▶ [Extracted material]
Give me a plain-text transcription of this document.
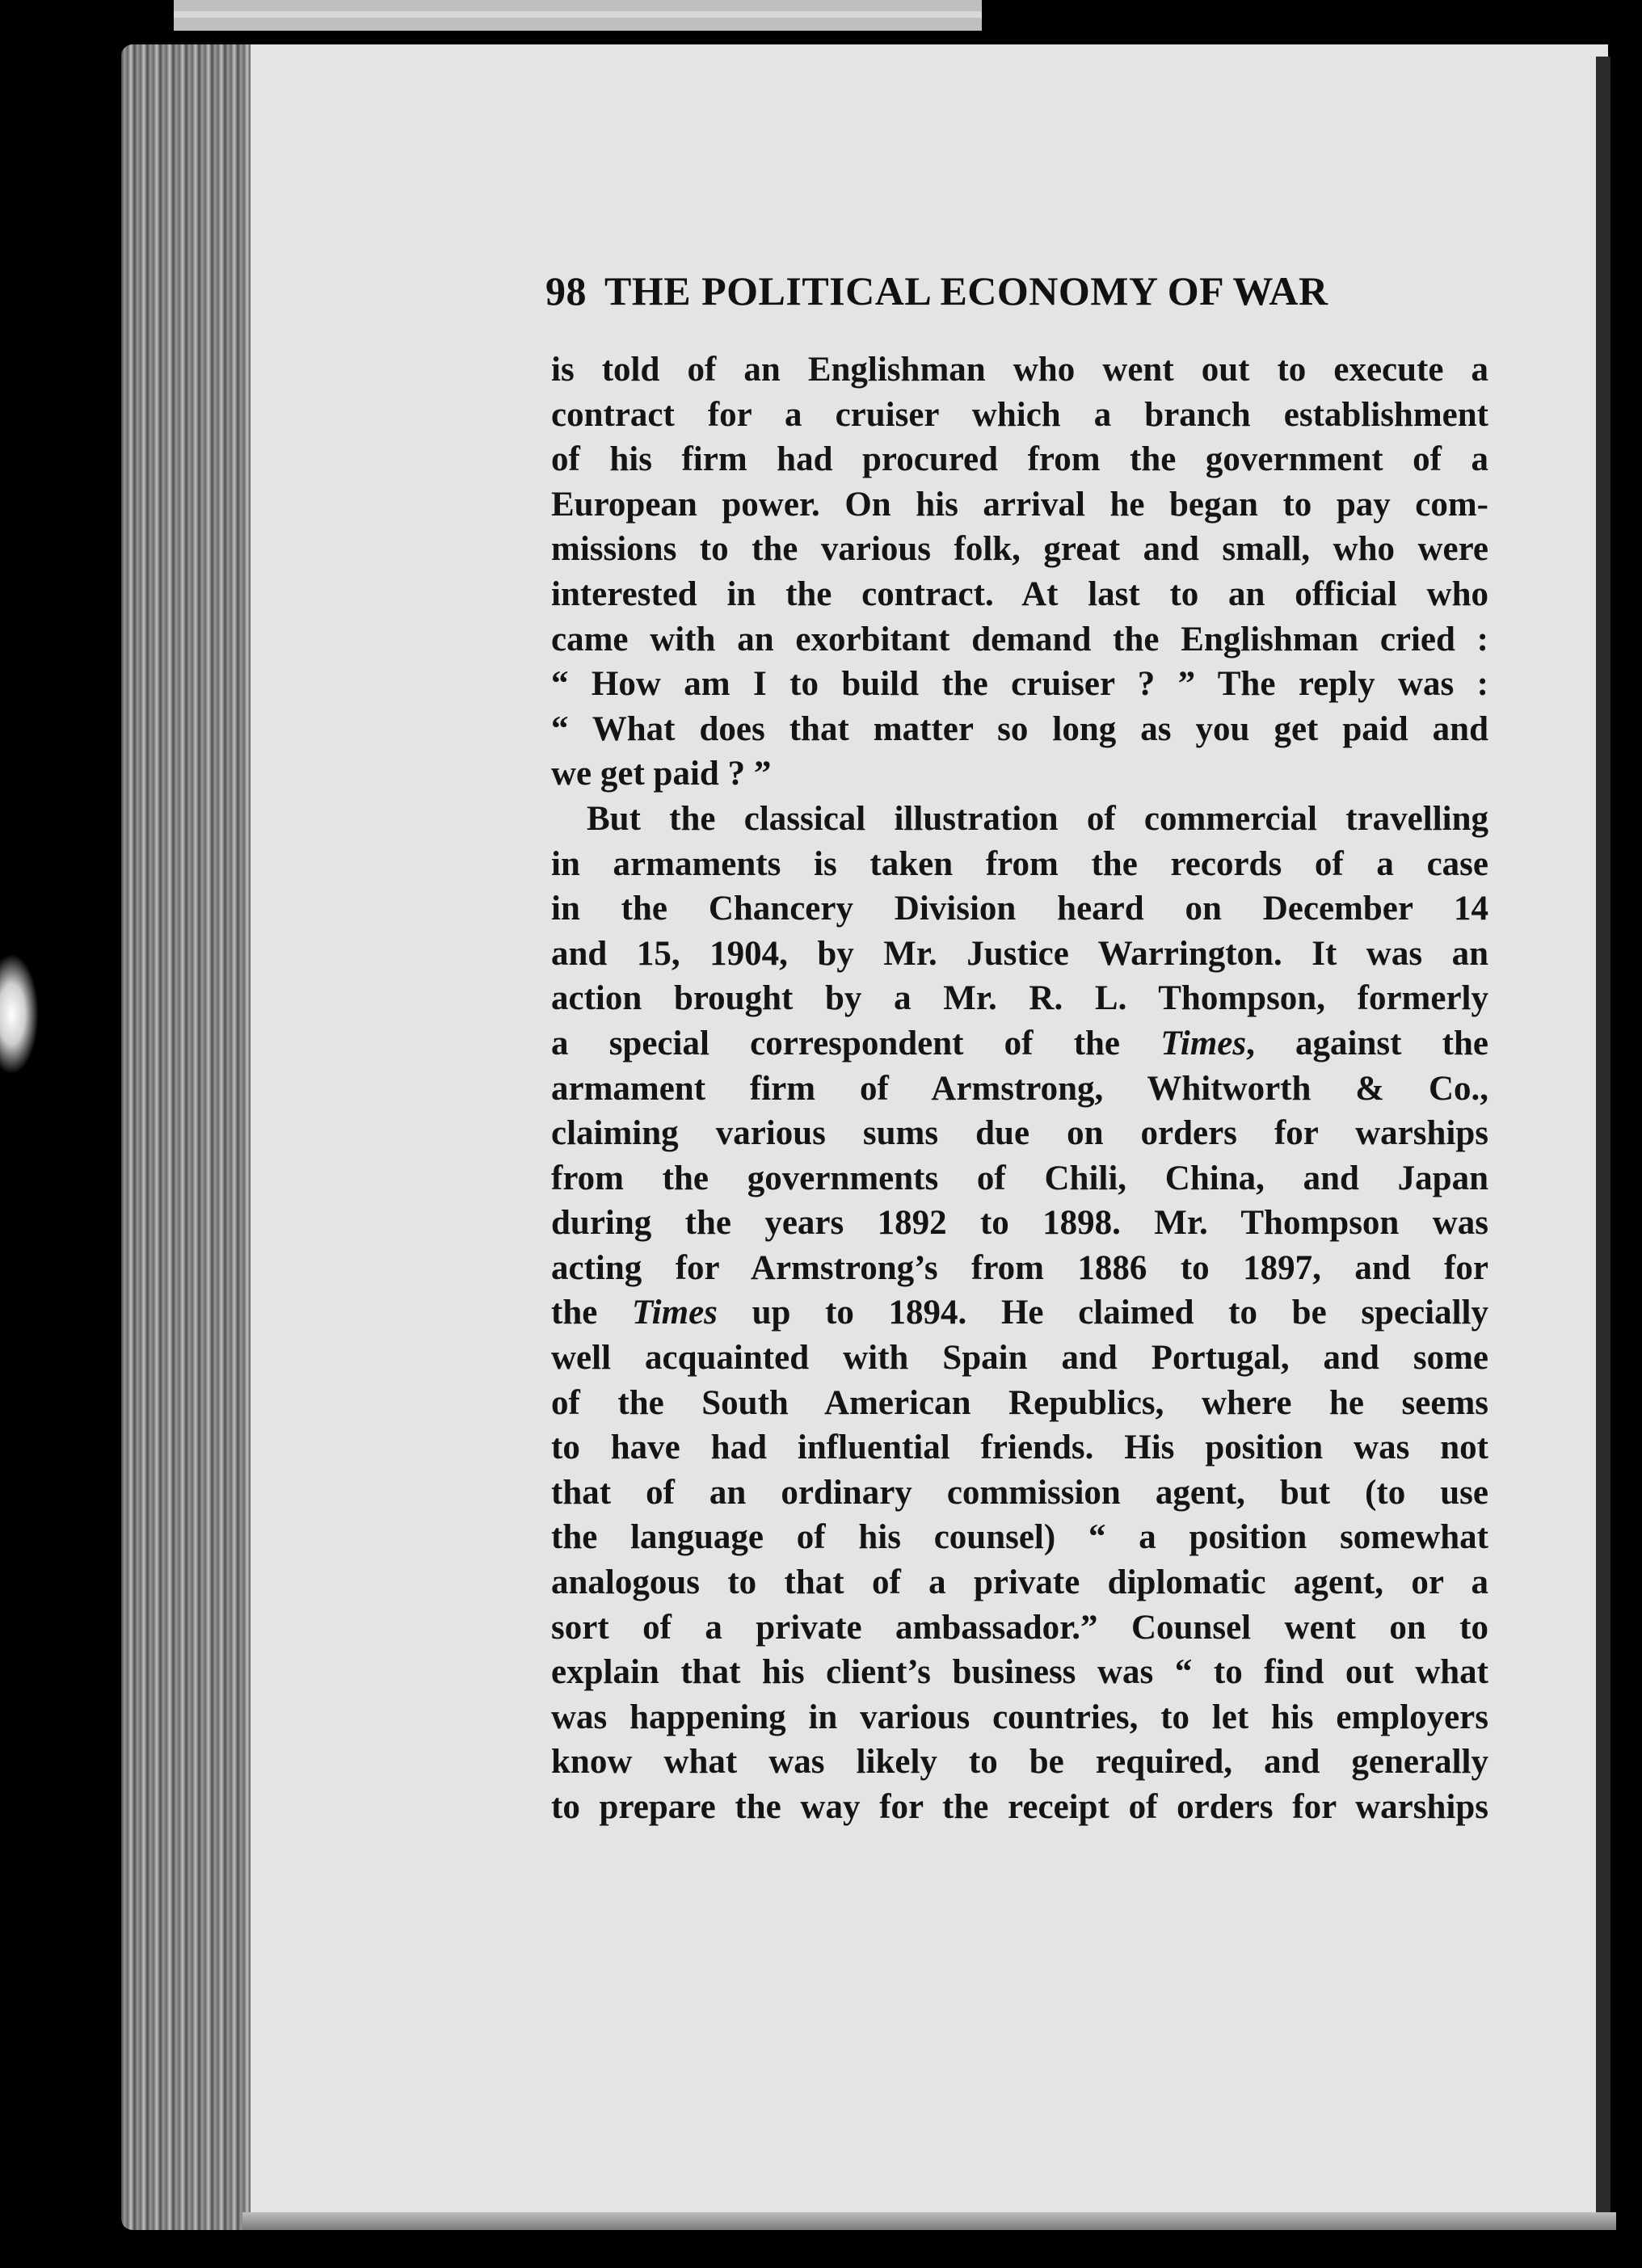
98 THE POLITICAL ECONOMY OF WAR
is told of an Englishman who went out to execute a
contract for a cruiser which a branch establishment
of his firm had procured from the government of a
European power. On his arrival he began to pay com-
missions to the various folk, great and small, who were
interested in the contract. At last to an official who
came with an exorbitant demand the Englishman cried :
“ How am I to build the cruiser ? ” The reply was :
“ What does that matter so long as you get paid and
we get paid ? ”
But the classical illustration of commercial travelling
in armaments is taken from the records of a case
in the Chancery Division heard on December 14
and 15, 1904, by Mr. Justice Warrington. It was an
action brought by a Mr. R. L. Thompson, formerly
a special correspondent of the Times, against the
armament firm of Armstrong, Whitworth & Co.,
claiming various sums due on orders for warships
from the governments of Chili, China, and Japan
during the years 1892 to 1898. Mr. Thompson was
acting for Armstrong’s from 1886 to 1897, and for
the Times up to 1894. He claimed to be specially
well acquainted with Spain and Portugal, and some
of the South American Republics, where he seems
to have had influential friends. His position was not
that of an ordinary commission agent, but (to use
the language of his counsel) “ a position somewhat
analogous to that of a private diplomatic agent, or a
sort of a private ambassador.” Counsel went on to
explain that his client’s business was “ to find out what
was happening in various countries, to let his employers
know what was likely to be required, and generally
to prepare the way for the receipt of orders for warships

▶ [Stated task] Your task is to transcribe all of the records precisely, with no images included.

▶ [Exercise answer]
Give me a plain-text transcription of this document.
98 THE POLITICAL ECONOMY OF WAR
is told of an Englishman who went out to execute a
contract for a cruiser which a branch establishment
of his firm had procured from the government of a
European power. On his arrival he began to pay com-
missions to the various folk, great and small, who were
interested in the contract. At last to an official who
came with an exorbitant demand the Englishman cried :
“ How am I to build the cruiser ? ” The reply was :
“ What does that matter so long as you get paid and
we get paid ? ”
But the classical illustration of commercial travelling
in armaments is taken from the records of a case
in the Chancery Division heard on December 14
and 15, 1904, by Mr. Justice Warrington. It was an
action brought by a Mr. R. L. Thompson, formerly
a special correspondent of the Times, against the
armament firm of Armstrong, Whitworth & Co.,
claiming various sums due on orders for warships
from the governments of Chili, China, and Japan
during the years 1892 to 1898. Mr. Thompson was
acting for Armstrong’s from 1886 to 1897, and for
the Times up to 1894. He claimed to be specially
well acquainted with Spain and Portugal, and some
of the South American Republics, where he seems
to have had influential friends. His position was not
that of an ordinary commission agent, but (to use
the language of his counsel) “ a position somewhat
analogous to that of a private diplomatic agent, or a
sort of a private ambassador.” Counsel went on to
explain that his client’s business was “ to find out what
was happening in various countries, to let his employers
know what was likely to be required, and generally
to prepare the way for the receipt of orders for warships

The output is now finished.